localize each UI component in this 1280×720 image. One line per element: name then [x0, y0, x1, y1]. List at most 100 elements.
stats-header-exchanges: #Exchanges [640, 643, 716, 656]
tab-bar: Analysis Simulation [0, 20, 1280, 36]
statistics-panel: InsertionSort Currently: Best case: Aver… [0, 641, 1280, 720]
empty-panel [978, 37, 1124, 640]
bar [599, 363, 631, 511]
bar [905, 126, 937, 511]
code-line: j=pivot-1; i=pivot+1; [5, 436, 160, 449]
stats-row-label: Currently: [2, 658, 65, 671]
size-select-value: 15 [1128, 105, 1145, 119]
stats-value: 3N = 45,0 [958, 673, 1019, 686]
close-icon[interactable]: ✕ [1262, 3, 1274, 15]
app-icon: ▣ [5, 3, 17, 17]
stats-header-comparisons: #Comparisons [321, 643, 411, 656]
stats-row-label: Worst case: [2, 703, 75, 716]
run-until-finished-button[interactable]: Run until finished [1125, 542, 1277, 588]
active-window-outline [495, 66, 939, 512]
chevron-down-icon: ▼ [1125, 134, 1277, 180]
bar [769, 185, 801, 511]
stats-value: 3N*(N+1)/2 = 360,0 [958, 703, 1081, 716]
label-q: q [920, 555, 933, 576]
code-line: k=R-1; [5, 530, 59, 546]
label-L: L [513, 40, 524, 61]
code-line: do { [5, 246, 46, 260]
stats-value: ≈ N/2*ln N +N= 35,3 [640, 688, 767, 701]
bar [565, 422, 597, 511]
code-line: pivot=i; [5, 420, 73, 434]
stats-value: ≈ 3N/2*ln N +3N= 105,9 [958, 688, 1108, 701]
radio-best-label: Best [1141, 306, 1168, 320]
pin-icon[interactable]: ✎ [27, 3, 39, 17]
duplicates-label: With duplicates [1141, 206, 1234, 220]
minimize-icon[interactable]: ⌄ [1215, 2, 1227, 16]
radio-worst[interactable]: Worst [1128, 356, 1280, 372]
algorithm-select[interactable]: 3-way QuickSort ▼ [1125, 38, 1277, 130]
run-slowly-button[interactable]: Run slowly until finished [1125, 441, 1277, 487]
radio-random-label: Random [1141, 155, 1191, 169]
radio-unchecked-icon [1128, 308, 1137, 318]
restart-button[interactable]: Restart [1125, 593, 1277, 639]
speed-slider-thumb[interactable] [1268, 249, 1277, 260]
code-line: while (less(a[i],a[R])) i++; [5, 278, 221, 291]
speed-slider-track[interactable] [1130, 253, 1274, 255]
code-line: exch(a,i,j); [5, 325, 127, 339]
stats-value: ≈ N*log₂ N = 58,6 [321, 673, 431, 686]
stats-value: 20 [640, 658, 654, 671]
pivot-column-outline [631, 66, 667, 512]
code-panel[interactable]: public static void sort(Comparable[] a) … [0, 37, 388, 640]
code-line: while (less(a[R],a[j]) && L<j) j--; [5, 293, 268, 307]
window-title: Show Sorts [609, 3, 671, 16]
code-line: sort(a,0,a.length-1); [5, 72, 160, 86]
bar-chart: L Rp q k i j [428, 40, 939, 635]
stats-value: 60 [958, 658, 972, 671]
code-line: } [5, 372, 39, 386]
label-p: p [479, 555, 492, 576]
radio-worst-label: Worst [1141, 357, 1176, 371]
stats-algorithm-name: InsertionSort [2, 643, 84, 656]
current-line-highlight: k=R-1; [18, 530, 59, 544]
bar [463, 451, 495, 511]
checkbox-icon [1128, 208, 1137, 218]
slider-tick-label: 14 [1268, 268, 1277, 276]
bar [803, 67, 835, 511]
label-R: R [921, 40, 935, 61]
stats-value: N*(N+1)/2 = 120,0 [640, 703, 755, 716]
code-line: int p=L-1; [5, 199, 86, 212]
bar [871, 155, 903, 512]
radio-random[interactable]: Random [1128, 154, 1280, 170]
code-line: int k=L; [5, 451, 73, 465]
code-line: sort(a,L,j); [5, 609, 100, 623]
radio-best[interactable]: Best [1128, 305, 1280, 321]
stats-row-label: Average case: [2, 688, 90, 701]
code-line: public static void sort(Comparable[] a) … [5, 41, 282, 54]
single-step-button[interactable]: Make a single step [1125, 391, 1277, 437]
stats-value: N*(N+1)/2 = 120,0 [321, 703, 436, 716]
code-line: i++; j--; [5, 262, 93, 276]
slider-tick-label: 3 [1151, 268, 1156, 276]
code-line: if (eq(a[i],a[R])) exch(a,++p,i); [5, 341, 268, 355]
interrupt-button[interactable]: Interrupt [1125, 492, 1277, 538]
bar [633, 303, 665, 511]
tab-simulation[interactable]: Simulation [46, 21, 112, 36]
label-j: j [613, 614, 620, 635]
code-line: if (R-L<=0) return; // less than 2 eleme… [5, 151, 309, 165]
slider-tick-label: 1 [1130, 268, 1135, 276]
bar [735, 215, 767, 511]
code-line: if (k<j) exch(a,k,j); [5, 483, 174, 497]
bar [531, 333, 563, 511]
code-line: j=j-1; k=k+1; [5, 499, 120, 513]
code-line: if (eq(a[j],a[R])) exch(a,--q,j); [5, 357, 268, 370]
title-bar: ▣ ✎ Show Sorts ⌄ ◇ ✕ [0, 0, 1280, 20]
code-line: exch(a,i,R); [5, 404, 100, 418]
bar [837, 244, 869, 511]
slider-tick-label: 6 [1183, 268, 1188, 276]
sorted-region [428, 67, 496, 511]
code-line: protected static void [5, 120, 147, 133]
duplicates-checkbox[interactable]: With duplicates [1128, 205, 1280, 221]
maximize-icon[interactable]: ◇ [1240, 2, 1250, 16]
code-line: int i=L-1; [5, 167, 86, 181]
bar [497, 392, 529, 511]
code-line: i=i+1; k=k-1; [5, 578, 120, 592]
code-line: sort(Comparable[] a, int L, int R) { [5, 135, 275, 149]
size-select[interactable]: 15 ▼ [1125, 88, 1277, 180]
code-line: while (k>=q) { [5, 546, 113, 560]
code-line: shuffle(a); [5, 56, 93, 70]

+ + + +

• [WRITTEN PROBLEM] Could you repeat the whole listing above exactly, keeping every line?

• [CORRECT RESPONSE]
localize each UI component in this 1280×720 image. One line per element: name then [x0, y0, x1, y1]. List at most 100 elements.
stats-header-exchanges: #Exchanges [640, 643, 716, 656]
tab-bar: Analysis Simulation [0, 20, 1280, 36]
statistics-panel: InsertionSort Currently: Best case: Aver… [0, 641, 1280, 720]
empty-panel [978, 37, 1124, 640]
bar [599, 363, 631, 511]
bar [905, 126, 937, 511]
code-line: j=pivot-1; i=pivot+1; [5, 436, 160, 449]
stats-row-label: Currently: [2, 658, 65, 671]
size-select-value: 15 [1128, 105, 1145, 119]
stats-value: 3N = 45,0 [958, 673, 1019, 686]
close-icon[interactable]: ✕ [1262, 3, 1274, 15]
app-icon: ▣ [5, 3, 17, 17]
stats-header-comparisons: #Comparisons [321, 643, 411, 656]
stats-row-label: Worst case: [2, 703, 75, 716]
run-until-finished-button[interactable]: Run until finished [1125, 542, 1277, 588]
active-window-outline [495, 66, 939, 512]
chevron-down-icon: ▼ [1125, 134, 1277, 180]
bar [769, 185, 801, 511]
stats-value: 3N*(N+1)/2 = 360,0 [958, 703, 1081, 716]
label-q: q [920, 555, 933, 576]
code-line: k=R-1; [5, 530, 59, 546]
label-L: L [513, 40, 524, 61]
code-line: do { [5, 246, 46, 260]
stats-value: ≈ N/2*ln N +N= 35,3 [640, 688, 767, 701]
bar [565, 422, 597, 511]
code-line: pivot=i; [5, 420, 73, 434]
stats-value: ≈ 3N/2*ln N +3N= 105,9 [958, 688, 1108, 701]
radio-best-label: Best [1141, 306, 1168, 320]
pin-icon[interactable]: ✎ [27, 3, 39, 17]
duplicates-label: With duplicates [1141, 206, 1234, 220]
minimize-icon[interactable]: ⌄ [1215, 2, 1227, 16]
radio-worst[interactable]: Worst [1128, 356, 1280, 372]
algorithm-select[interactable]: 3-way QuickSort ▼ [1125, 38, 1277, 130]
run-slowly-button[interactable]: Run slowly until finished [1125, 441, 1277, 487]
radio-random-label: Random [1141, 155, 1191, 169]
radio-unchecked-icon [1128, 308, 1137, 318]
restart-button[interactable]: Restart [1125, 593, 1277, 639]
speed-slider-thumb[interactable] [1268, 249, 1277, 260]
code-line: while (less(a[i],a[R])) i++; [5, 278, 221, 291]
speed-slider-track[interactable] [1130, 253, 1274, 255]
code-line: exch(a,i,j); [5, 325, 127, 339]
stats-value: ≈ N*log₂ N = 58,6 [321, 673, 431, 686]
stats-value: 20 [640, 658, 654, 671]
pivot-column-outline [631, 66, 667, 512]
code-panel[interactable]: public static void sort(Comparable[] a) … [0, 37, 388, 640]
code-line: while (less(a[R],a[j]) && L<j) j--; [5, 293, 268, 307]
window-title: Show Sorts [609, 3, 671, 16]
code-line: sort(a,0,a.length-1); [5, 72, 160, 86]
bar-chart: L Rp q k i j [428, 40, 939, 635]
stats-value: 60 [958, 658, 972, 671]
code-line: } [5, 372, 39, 386]
label-p: p [479, 555, 492, 576]
radio-worst-label: Worst [1141, 357, 1176, 371]
stats-algorithm-name: InsertionSort [2, 643, 84, 656]
current-line-highlight: k=R-1; [18, 530, 59, 544]
bar [463, 451, 495, 511]
checkbox-icon [1128, 208, 1137, 218]
slider-tick-label: 14 [1268, 268, 1277, 276]
bar [803, 67, 835, 511]
label-R: R [921, 40, 935, 61]
stats-value: N*(N+1)/2 = 120,0 [640, 703, 755, 716]
code-line: int p=L-1; [5, 199, 86, 212]
bar [871, 155, 903, 512]
radio-random[interactable]: Random [1128, 154, 1280, 170]
code-line: int k=L; [5, 451, 73, 465]
code-line: sort(a,L,j); [5, 609, 100, 623]
radio-best[interactable]: Best [1128, 305, 1280, 321]
stats-row-label: Average case: [2, 688, 90, 701]
code-line: public static void sort(Comparable[] a) … [5, 41, 282, 54]
single-step-button[interactable]: Make a single step [1125, 391, 1277, 437]
stats-value: N*(N+1)/2 = 120,0 [321, 703, 436, 716]
code-line: i++; j--; [5, 262, 93, 276]
slider-tick-label: 3 [1151, 268, 1156, 276]
code-line: if (eq(a[i],a[R])) exch(a,++p,i); [5, 341, 268, 355]
interrupt-button[interactable]: Interrupt [1125, 492, 1277, 538]
bar [633, 303, 665, 511]
tab-simulation[interactable]: Simulation [46, 21, 112, 36]
label-j: j [613, 614, 620, 635]
code-line: if (R-L<=0) return; // less than 2 eleme… [5, 151, 309, 165]
slider-tick-label: 1 [1130, 268, 1135, 276]
bar [735, 215, 767, 511]
code-line: if (k<j) exch(a,k,j); [5, 483, 174, 497]
bar [531, 333, 563, 511]
code-line: j=j-1; k=k+1; [5, 499, 120, 513]
code-line: if (eq(a[j],a[R])) exch(a,--q,j); [5, 357, 268, 370]
title-bar: ▣ ✎ Show Sorts ⌄ ◇ ✕ [0, 0, 1280, 20]
code-line: exch(a,i,R); [5, 404, 100, 418]
bar [837, 244, 869, 511]
slider-tick-label: 6 [1183, 268, 1188, 276]
sorted-region [428, 67, 496, 511]
code-line: protected static void [5, 120, 147, 133]
duplicates-checkbox[interactable]: With duplicates [1128, 205, 1280, 221]
maximize-icon[interactable]: ◇ [1240, 2, 1250, 16]
code-line: int i=L-1; [5, 167, 86, 181]
bar [497, 392, 529, 511]
code-line: i=i+1; k=k-1; [5, 578, 120, 592]
code-line: sort(Comparable[] a, int L, int R) { [5, 135, 275, 149]
size-select[interactable]: 15 ▼ [1125, 88, 1277, 180]
code-line: while (k>=q) { [5, 546, 113, 560]
code-line: shuffle(a); [5, 56, 93, 70]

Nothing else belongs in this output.